# TASK MATERIAL start

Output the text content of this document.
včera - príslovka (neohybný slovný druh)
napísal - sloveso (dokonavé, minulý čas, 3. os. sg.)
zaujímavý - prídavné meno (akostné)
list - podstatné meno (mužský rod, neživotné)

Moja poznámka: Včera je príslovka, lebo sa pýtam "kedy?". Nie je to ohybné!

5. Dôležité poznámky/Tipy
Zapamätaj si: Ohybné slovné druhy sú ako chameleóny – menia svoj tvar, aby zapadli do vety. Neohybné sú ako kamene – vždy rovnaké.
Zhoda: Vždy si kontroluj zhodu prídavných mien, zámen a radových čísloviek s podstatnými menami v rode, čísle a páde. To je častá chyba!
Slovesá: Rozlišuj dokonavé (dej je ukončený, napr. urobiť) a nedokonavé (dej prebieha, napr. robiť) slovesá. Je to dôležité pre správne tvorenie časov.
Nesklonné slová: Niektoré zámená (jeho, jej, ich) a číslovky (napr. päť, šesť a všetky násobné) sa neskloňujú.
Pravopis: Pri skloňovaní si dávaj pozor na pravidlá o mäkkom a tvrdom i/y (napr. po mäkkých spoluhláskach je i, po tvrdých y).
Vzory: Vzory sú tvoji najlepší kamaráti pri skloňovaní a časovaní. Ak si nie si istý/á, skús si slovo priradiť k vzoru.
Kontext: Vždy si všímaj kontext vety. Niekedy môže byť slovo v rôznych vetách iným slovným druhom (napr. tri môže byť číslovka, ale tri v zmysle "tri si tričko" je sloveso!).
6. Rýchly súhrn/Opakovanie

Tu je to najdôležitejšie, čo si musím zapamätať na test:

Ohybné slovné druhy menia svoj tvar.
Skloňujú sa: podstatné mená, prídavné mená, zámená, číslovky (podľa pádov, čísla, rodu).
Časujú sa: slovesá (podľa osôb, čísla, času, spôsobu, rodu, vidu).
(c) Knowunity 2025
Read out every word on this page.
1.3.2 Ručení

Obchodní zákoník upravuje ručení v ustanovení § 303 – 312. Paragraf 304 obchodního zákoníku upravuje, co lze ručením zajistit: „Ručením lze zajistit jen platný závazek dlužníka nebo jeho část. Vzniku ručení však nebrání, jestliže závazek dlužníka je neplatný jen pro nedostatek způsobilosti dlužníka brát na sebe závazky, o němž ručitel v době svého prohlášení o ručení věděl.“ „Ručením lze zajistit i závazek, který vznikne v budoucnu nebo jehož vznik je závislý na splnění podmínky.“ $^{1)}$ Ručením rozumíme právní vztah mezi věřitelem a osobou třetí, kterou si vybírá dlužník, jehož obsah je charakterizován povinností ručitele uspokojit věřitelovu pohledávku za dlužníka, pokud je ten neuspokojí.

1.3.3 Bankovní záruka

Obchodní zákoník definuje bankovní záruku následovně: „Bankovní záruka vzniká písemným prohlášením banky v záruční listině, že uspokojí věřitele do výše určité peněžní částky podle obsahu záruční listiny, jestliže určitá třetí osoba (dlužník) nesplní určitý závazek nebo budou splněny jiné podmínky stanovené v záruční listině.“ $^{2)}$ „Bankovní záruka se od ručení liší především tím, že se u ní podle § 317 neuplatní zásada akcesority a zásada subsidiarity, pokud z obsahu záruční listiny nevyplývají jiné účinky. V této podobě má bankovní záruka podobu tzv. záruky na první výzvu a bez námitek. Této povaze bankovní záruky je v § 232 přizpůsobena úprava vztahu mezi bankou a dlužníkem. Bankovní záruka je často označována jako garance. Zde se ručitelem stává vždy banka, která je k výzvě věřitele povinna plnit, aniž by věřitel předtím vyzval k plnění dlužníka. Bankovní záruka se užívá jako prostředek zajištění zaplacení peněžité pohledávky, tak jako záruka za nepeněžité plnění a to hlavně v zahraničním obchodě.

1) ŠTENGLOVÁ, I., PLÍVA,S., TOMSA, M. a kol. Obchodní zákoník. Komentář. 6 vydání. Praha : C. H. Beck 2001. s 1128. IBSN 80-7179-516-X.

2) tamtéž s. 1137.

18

# TASK MATERIAL end

:: WRITTEN REQUEST ::
All of the data needs to be printed once more, exactly.

:: PROBLEM SOLUTION ::
Output the text content of this document.
včera - príslovka (neohybný slovný druh)
napísal - sloveso (dokonavé, minulý čas, 3. os. sg.)
zaujímavý - prídavné meno (akostné)
list - podstatné meno (mužský rod, neživotné)

Moja poznámka: Včera je príslovka, lebo sa pýtam "kedy?". Nie je to ohybné!

5. Dôležité poznámky/Tipy
Zapamätaj si: Ohybné slovné druhy sú ako chameleóny – menia svoj tvar, aby zapadli do vety. Neohybné sú ako kamene – vždy rovnaké.
Zhoda: Vždy si kontroluj zhodu prídavných mien, zámen a radových čísloviek s podstatnými menami v rode, čísle a páde. To je častá chyba!
Slovesá: Rozlišuj dokonavé (dej je ukončený, napr. urobiť) a nedokonavé (dej prebieha, napr. robiť) slovesá. Je to dôležité pre správne tvorenie časov.
Nesklonné slová: Niektoré zámená (jeho, jej, ich) a číslovky (napr. päť, šesť a všetky násobné) sa neskloňujú.
Pravopis: Pri skloňovaní si dávaj pozor na pravidlá o mäkkom a tvrdom i/y (napr. po mäkkých spoluhláskach je i, po tvrdých y).
Vzory: Vzory sú tvoji najlepší kamaráti pri skloňovaní a časovaní. Ak si nie si istý/á, skús si slovo priradiť k vzoru.
Kontext: Vždy si všímaj kontext vety. Niekedy môže byť slovo v rôznych vetách iným slovným druhom (napr. tri môže byť číslovka, ale tri v zmysle "tri si tričko" je sloveso!).
6. Rýchly súhrn/Opakovanie

Tu je to najdôležitejšie, čo si musím zapamätať na test:

Ohybné slovné druhy menia svoj tvar.
Skloňujú sa: podstatné mená, prídavné mená, zámená, číslovky (podľa pádov, čísla, rodu).
Časujú sa: slovesá (podľa osôb, čísla, času, spôsobu, rodu, vidu).
(c) Knowunity 2025
Read out every word on this page.
1.3.2 Ručení

Obchodní zákoník upravuje ručení v ustanovení § 303 – 312. Paragraf 304 obchodního zákoníku upravuje, co lze ručením zajistit: „Ručením lze zajistit jen platný závazek dlužníka nebo jeho část. Vzniku ručení však nebrání, jestliže závazek dlužníka je neplatný jen pro nedostatek způsobilosti dlužníka brát na sebe závazky, o němž ručitel v době svého prohlášení o ručení věděl.“ „Ručením lze zajistit i závazek, který vznikne v budoucnu nebo jehož vznik je závislý na splnění podmínky.“ $^{1)}$ Ručením rozumíme právní vztah mezi věřitelem a osobou třetí, kterou si vybírá dlužník, jehož obsah je charakterizován povinností ručitele uspokojit věřitelovu pohledávku za dlužníka, pokud je ten neuspokojí.

1.3.3 Bankovní záruka

Obchodní zákoník definuje bankovní záruku následovně: „Bankovní záruka vzniká písemným prohlášením banky v záruční listině, že uspokojí věřitele do výše určité peněžní částky podle obsahu záruční listiny, jestliže určitá třetí osoba (dlužník) nesplní určitý závazek nebo budou splněny jiné podmínky stanovené v záruční listině.“ $^{2)}$ „Bankovní záruka se od ručení liší především tím, že se u ní podle § 317 neuplatní zásada akcesority a zásada subsidiarity, pokud z obsahu záruční listiny nevyplývají jiné účinky. V této podobě má bankovní záruka podobu tzv. záruky na první výzvu a bez námitek. Této povaze bankovní záruky je v § 232 přizpůsobena úprava vztahu mezi bankou a dlužníkem. Bankovní záruka je často označována jako garance. Zde se ručitelem stává vždy banka, která je k výzvě věřitele povinna plnit, aniž by věřitel předtím vyzval k plnění dlužníka. Bankovní záruka se užívá jako prostředek zajištění zaplacení peněžité pohledávky, tak jako záruka za nepeněžité plnění a to hlavně v zahraničním obchodě.

1) ŠTENGLOVÁ, I., PLÍVA,S., TOMSA, M. a kol. Obchodní zákoník. Komentář. 6 vydání. Praha : C. H. Beck 2001. s 1128. IBSN 80-7179-516-X.

2) tamtéž s. 1137.

18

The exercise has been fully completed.